Task instructions:
Write out the data below in full. Keep it exact.

══════════════════════════════

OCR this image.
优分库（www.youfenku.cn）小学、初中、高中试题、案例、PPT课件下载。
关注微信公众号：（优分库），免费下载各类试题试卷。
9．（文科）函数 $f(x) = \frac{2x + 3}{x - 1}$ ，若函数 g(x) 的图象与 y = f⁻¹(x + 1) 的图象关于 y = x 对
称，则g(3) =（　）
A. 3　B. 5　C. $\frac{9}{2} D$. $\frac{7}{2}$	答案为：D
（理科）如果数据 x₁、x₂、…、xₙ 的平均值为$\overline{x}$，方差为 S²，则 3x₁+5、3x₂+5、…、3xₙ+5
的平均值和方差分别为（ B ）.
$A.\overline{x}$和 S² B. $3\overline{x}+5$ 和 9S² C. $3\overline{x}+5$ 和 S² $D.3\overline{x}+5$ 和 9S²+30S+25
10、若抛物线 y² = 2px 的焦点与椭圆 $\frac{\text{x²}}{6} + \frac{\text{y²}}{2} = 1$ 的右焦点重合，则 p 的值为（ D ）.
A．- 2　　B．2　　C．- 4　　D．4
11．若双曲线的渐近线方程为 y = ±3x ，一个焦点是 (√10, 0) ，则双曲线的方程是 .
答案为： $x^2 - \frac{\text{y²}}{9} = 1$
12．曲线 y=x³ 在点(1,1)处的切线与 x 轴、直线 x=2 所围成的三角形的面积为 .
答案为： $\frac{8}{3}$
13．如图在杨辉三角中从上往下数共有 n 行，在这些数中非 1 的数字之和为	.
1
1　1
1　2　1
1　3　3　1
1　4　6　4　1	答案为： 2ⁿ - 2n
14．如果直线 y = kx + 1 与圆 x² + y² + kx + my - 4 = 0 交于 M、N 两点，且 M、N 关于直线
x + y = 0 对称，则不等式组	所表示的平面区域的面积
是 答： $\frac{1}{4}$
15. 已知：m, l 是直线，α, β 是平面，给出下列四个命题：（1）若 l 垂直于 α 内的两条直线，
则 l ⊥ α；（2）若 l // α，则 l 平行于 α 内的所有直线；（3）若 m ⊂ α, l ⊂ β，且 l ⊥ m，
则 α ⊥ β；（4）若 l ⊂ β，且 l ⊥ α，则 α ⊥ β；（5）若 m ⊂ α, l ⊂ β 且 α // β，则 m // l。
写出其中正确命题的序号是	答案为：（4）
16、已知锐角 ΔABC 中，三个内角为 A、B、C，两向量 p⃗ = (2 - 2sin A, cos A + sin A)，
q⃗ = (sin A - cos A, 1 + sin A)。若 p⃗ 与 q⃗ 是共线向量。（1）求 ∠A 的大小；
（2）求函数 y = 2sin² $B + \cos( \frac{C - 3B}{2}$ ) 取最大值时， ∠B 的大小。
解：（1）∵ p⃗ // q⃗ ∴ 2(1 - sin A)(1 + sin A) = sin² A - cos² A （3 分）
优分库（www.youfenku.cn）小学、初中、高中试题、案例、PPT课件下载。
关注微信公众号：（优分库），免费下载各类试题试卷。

══════════════════════════════

Problem solution:
OCR this image.
优分库（www.youfenku.cn）小学、初中、高中试题、案例、PPT课件下载。
关注微信公众号：（优分库），免费下载各类试题试卷。
9．（文科）函数 $f(x) = \frac{2x + 3}{x - 1}$ ，若函数 g(x) 的图象与 y = f⁻¹(x + 1) 的图象关于 y = x 对
称，则g(3) =（　）
A. 3　B. 5　C. $\frac{9}{2} D$. $\frac{7}{2}$	答案为：D
（理科）如果数据 x₁、x₂、…、xₙ 的平均值为$\overline{x}$，方差为 S²，则 3x₁+5、3x₂+5、…、3xₙ+5
的平均值和方差分别为（ B ）.
$A.\overline{x}$和 S² B. $3\overline{x}+5$ 和 9S² C. $3\overline{x}+5$ 和 S² $D.3\overline{x}+5$ 和 9S²+30S+25
10、若抛物线 y² = 2px 的焦点与椭圆 $\frac{\text{x²}}{6} + \frac{\text{y²}}{2} = 1$ 的右焦点重合，则 p 的值为（ D ）.
A．- 2　　B．2　　C．- 4　　D．4
11．若双曲线的渐近线方程为 y = ±3x ，一个焦点是 (√10, 0) ，则双曲线的方程是 .
答案为： $x^2 - \frac{\text{y²}}{9} = 1$
12．曲线 y=x³ 在点(1,1)处的切线与 x 轴、直线 x=2 所围成的三角形的面积为 .
答案为： $\frac{8}{3}$
13．如图在杨辉三角中从上往下数共有 n 行，在这些数中非 1 的数字之和为	.
1
1　1
1　2　1
1　3　3　1
1　4　6　4　1	答案为： 2ⁿ - 2n
14．如果直线 y = kx + 1 与圆 x² + y² + kx + my - 4 = 0 交于 M、N 两点，且 M、N 关于直线
x + y = 0 对称，则不等式组	所表示的平面区域的面积
是 答： $\frac{1}{4}$
15. 已知：m, l 是直线，α, β 是平面，给出下列四个命题：（1）若 l 垂直于 α 内的两条直线，
则 l ⊥ α；（2）若 l // α，则 l 平行于 α 内的所有直线；（3）若 m ⊂ α, l ⊂ β，且 l ⊥ m，
则 α ⊥ β；（4）若 l ⊂ β，且 l ⊥ α，则 α ⊥ β；（5）若 m ⊂ α, l ⊂ β 且 α // β，则 m // l。
写出其中正确命题的序号是	答案为：（4）
16、已知锐角 ΔABC 中，三个内角为 A、B、C，两向量 p⃗ = (2 - 2sin A, cos A + sin A)，
q⃗ = (sin A - cos A, 1 + sin A)。若 p⃗ 与 q⃗ 是共线向量。（1）求 ∠A 的大小；
（2）求函数 y = 2sin² $B + \cos( \frac{C - 3B}{2}$ ) 取最大值时， ∠B 的大小。
解：（1）∵ p⃗ // q⃗ ∴ 2(1 - sin A)(1 + sin A) = sin² A - cos² A （3 分）
优分库（www.youfenku.cn）小学、初中、高中试题、案例、PPT课件下载。
关注微信公众号：（优分库），免费下载各类试题试卷。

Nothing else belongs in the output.